[Exercise prompt]: Write the material out again exactly as it stands.

[Data section]:
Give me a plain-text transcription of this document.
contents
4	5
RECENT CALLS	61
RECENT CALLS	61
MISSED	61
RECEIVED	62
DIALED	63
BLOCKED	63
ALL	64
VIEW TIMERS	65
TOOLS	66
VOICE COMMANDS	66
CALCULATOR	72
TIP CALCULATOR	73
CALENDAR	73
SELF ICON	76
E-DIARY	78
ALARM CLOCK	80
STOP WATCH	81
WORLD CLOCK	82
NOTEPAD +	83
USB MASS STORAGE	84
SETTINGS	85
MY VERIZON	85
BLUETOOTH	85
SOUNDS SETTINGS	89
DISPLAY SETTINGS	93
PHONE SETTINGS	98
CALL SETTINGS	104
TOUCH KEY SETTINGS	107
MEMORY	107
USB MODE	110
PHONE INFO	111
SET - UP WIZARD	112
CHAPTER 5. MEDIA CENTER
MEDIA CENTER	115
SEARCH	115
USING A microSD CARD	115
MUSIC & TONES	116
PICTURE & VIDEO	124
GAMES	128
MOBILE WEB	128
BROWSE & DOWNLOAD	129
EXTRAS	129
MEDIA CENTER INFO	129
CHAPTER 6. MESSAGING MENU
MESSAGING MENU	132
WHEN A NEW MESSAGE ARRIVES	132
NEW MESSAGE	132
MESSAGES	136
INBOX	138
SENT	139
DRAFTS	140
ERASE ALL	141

[Right answer]:
Give me a plain-text transcription of this document.
contents
4	5
RECENT CALLS	61
RECENT CALLS	61
MISSED	61
RECEIVED	62
DIALED	63
BLOCKED	63
ALL	64
VIEW TIMERS	65
TOOLS	66
VOICE COMMANDS	66
CALCULATOR	72
TIP CALCULATOR	73
CALENDAR	73
SELF ICON	76
E-DIARY	78
ALARM CLOCK	80
STOP WATCH	81
WORLD CLOCK	82
NOTEPAD +	83
USB MASS STORAGE	84
SETTINGS	85
MY VERIZON	85
BLUETOOTH	85
SOUNDS SETTINGS	89
DISPLAY SETTINGS	93
PHONE SETTINGS	98
CALL SETTINGS	104
TOUCH KEY SETTINGS	107
MEMORY	107
USB MODE	110
PHONE INFO	111
SET - UP WIZARD	112
CHAPTER 5. MEDIA CENTER
MEDIA CENTER	115
SEARCH	115
USING A microSD CARD	115
MUSIC & TONES	116
PICTURE & VIDEO	124
GAMES	128
MOBILE WEB	128
BROWSE & DOWNLOAD	129
EXTRAS	129
MEDIA CENTER INFO	129
CHAPTER 6. MESSAGING MENU
MESSAGING MENU	132
WHEN A NEW MESSAGE ARRIVES	132
NEW MESSAGE	132
MESSAGES	136
INBOX	138
SENT	139
DRAFTS	140
ERASE ALL	141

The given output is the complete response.